# Input
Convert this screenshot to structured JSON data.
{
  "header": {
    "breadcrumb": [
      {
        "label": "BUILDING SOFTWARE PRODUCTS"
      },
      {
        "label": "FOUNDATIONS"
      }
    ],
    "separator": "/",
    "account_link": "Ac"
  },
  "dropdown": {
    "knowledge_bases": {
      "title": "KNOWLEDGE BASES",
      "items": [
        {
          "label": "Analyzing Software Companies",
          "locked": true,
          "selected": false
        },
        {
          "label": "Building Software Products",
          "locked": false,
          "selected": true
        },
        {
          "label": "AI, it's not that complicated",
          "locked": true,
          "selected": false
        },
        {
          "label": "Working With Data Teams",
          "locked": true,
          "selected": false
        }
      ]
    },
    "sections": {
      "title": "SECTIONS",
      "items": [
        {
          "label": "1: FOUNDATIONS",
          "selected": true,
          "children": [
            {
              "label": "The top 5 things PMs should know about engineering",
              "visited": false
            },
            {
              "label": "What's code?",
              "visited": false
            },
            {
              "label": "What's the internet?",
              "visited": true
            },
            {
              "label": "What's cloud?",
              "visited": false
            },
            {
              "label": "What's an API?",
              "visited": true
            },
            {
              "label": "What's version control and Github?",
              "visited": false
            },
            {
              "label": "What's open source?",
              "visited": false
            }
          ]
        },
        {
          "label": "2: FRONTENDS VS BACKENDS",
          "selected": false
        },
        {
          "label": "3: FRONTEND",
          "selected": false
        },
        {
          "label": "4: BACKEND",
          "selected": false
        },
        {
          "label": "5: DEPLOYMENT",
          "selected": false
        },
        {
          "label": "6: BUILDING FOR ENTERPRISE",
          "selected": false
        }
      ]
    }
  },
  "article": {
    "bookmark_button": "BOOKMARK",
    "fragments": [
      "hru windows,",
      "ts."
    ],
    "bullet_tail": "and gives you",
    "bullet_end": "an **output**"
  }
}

# The problem
Pull every line containing the word "title" out of the material and copy it.

# Output below
      "title": "KNOWLEDGE BASES",
      "title": "SECTIONS",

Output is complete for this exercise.